Start DATA ENTRIES

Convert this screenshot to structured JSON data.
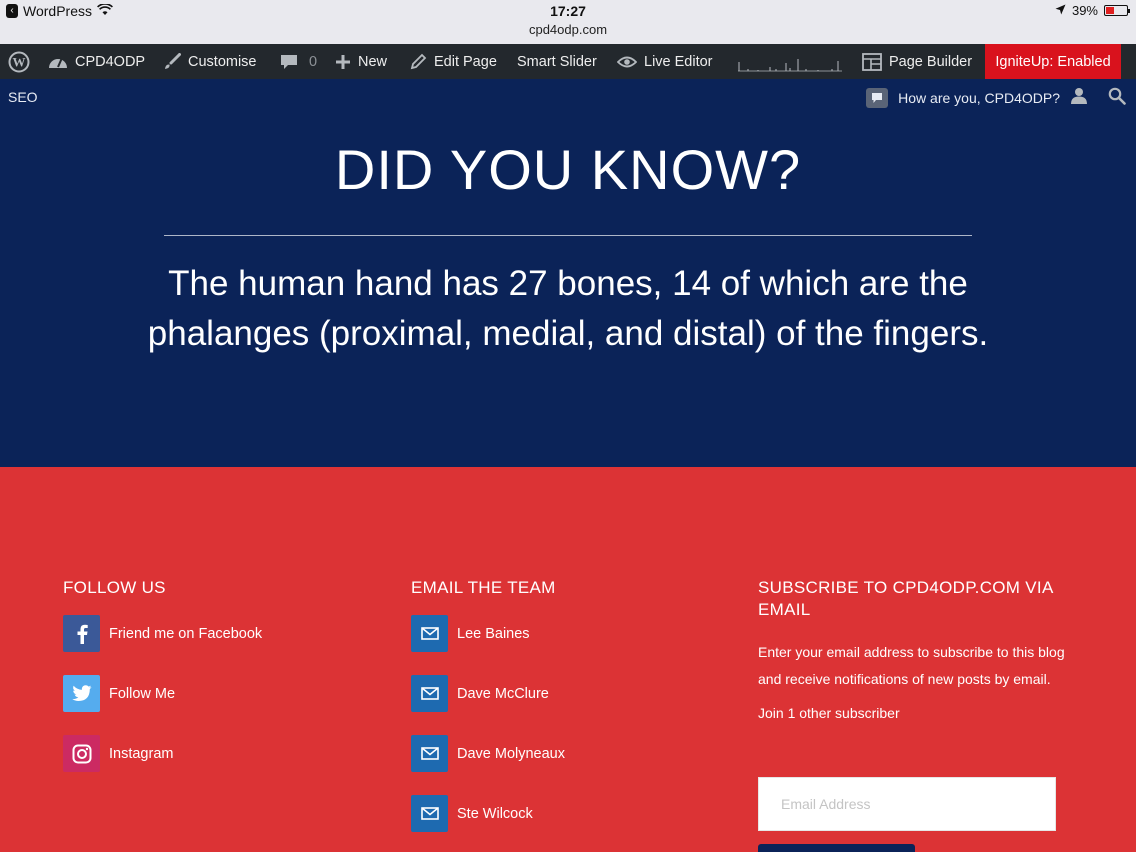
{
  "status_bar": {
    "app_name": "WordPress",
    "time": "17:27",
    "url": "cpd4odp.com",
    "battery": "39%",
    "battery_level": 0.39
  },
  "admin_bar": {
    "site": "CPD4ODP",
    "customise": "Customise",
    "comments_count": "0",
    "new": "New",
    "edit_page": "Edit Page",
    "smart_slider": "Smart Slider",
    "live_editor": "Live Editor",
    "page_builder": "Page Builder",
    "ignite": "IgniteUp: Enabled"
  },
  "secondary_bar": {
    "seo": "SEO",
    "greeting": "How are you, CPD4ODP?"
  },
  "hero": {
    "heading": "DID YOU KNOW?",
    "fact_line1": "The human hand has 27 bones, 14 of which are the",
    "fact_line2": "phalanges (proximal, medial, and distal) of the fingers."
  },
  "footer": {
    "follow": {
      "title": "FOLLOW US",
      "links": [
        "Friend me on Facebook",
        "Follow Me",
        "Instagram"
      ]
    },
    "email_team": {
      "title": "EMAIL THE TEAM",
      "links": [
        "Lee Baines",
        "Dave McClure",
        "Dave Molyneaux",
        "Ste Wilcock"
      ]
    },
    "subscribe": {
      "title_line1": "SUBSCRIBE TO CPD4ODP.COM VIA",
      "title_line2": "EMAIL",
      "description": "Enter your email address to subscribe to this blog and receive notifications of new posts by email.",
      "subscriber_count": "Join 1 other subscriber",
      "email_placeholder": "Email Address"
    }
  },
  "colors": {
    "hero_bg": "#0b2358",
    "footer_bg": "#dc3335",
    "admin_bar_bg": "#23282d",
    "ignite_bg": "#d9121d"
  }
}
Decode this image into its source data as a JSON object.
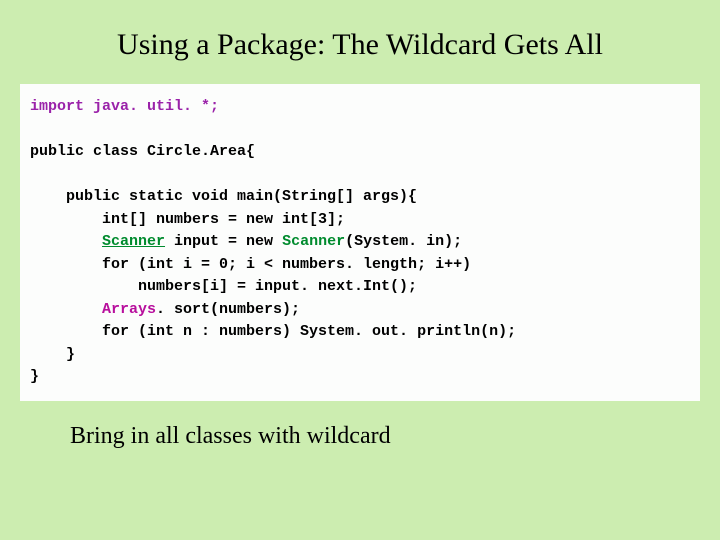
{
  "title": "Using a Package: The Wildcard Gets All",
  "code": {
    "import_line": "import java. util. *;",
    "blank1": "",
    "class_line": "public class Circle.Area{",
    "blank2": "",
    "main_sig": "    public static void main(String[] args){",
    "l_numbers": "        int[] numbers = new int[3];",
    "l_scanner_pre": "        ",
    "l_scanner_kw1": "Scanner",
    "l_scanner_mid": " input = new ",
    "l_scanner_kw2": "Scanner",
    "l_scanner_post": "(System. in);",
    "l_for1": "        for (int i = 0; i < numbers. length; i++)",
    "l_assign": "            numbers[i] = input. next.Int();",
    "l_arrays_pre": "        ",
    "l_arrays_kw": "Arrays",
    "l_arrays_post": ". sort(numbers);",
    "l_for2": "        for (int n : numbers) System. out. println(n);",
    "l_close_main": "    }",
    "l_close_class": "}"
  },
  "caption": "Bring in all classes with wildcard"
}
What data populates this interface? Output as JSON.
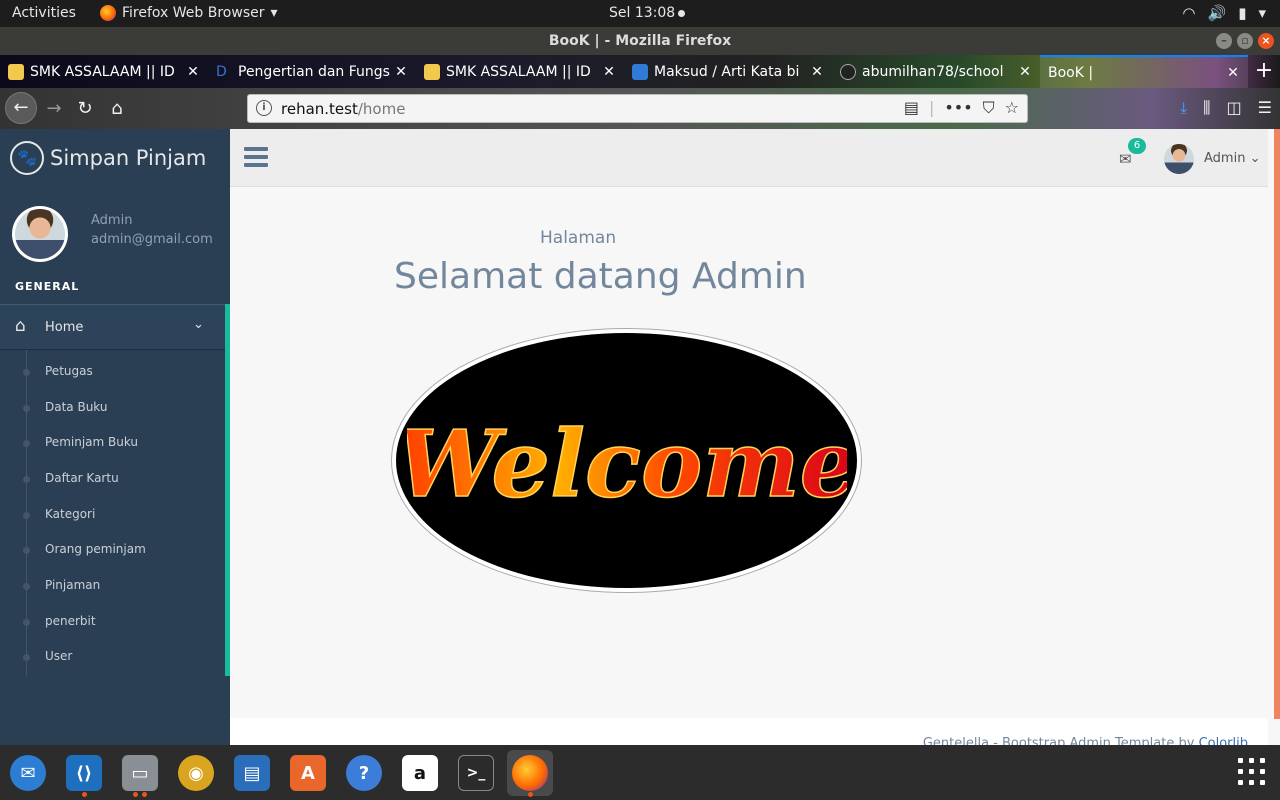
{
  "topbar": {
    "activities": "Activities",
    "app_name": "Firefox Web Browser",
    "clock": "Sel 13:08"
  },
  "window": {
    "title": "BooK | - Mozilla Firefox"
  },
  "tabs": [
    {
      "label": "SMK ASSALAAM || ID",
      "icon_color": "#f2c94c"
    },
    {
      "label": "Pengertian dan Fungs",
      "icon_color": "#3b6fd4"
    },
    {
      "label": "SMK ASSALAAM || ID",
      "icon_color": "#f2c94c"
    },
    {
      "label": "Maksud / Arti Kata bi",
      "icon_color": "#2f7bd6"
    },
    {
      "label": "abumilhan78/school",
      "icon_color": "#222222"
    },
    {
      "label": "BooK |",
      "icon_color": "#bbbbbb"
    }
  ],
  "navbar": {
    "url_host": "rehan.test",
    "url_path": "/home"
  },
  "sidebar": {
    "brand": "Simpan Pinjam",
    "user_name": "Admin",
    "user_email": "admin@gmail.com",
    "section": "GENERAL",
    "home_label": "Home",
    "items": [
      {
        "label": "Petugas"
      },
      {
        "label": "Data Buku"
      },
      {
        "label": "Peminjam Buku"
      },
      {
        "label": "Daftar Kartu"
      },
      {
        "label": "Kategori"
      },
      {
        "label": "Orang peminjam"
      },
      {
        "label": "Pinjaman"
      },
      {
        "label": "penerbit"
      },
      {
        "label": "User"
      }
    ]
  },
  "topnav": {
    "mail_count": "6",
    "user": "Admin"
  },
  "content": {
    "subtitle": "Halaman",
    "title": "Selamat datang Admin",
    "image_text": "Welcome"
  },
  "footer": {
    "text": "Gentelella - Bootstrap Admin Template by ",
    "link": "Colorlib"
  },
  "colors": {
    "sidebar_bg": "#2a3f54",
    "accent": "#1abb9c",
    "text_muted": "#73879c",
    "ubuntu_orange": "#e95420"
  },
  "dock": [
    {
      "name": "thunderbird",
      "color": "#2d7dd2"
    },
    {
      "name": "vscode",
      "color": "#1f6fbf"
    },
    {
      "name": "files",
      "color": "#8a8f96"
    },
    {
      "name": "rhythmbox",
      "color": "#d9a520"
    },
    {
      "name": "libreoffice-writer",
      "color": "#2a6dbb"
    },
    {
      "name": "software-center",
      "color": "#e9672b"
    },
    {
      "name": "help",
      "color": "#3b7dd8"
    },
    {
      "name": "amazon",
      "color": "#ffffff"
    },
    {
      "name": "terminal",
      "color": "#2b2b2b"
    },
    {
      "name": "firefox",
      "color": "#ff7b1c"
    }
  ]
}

End DATA ENTRIES
Start DATA ENTRIES

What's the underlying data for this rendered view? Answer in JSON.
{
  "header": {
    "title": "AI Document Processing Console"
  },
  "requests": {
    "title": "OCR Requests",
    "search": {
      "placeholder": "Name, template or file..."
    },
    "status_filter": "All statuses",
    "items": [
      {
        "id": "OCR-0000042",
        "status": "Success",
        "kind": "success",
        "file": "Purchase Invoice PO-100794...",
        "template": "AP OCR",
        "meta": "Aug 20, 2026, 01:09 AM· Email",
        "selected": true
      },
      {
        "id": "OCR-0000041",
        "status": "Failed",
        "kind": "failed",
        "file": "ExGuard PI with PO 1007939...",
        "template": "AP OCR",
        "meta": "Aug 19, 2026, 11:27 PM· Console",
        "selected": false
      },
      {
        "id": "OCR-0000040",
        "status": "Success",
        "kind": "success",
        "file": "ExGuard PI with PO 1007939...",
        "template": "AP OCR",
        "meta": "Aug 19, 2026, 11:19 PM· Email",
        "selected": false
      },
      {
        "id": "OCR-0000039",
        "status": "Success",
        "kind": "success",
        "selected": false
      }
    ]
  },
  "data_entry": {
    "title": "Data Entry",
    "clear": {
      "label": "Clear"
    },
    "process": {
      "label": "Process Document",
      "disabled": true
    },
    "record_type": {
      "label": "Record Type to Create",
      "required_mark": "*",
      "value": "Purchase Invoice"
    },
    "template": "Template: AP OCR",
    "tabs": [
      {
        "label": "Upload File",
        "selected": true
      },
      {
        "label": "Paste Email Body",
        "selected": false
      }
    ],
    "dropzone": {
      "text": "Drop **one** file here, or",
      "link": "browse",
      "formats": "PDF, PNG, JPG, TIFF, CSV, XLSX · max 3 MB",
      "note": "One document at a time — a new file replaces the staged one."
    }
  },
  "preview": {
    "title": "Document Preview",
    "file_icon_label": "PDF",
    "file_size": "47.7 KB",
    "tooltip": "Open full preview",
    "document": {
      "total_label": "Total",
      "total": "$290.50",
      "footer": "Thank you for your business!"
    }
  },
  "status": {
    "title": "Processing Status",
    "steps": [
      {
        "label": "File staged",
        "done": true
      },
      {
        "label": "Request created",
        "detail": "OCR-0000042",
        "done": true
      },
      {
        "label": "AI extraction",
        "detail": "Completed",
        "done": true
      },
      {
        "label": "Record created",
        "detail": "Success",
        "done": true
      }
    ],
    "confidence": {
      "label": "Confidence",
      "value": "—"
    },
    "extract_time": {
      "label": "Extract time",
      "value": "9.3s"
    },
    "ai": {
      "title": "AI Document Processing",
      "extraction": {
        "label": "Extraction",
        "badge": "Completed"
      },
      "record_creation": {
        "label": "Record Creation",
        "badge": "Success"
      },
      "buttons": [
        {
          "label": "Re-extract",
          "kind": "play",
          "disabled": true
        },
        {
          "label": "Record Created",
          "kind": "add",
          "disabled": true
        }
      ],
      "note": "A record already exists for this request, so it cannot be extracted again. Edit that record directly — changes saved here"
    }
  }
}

End DATA ENTRIES

▸ SHORT PROBLEM
Which lines contain the word "Buku"? Copy each of them.

▸ COMPLETED TASK
        "label": "Data Buku"
        "label": "Peminjam Buku"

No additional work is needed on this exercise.